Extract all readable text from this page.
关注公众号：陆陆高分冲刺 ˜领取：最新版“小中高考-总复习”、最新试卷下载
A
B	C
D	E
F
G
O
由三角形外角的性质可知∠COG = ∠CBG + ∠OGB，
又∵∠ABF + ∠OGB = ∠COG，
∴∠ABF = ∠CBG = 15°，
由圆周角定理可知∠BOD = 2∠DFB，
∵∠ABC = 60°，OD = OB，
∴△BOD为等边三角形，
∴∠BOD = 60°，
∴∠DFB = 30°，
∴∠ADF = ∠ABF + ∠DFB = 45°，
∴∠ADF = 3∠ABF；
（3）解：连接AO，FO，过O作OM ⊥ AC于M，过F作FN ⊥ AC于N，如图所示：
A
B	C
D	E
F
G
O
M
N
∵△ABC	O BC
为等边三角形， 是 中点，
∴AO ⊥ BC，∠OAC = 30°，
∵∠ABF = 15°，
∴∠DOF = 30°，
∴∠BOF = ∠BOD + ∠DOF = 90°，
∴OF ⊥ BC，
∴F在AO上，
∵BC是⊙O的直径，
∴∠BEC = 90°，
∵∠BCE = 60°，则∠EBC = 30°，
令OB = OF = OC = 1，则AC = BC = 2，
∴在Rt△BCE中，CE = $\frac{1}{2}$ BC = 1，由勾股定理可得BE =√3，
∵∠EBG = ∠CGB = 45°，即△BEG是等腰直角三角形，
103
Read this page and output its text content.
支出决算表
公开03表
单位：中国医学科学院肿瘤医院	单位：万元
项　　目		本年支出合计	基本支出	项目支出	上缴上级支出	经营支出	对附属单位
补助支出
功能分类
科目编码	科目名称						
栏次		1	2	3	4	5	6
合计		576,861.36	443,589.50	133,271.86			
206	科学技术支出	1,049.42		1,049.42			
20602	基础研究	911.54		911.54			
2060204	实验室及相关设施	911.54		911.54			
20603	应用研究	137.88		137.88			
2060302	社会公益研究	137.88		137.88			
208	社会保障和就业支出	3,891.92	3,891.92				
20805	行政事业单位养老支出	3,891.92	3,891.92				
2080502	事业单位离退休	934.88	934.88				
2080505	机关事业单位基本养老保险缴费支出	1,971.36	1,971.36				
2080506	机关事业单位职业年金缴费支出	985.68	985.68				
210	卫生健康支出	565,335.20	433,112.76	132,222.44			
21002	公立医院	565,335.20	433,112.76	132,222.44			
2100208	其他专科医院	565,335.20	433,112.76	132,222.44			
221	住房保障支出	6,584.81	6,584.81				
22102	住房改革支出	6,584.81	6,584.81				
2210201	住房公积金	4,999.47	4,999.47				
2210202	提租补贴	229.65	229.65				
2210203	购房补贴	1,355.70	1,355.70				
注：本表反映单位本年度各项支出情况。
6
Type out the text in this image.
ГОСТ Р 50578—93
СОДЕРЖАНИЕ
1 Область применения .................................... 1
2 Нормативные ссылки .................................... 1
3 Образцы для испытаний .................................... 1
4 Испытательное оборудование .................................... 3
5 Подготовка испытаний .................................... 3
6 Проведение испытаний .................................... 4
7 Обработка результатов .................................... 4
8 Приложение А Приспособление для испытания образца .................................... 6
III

• _Task instructions_: Filter for "this". Return all lines that hold it.

• _Written reply_:
Extract all readable text from this page.
Read this page and output its text content.
Type out the text in this image.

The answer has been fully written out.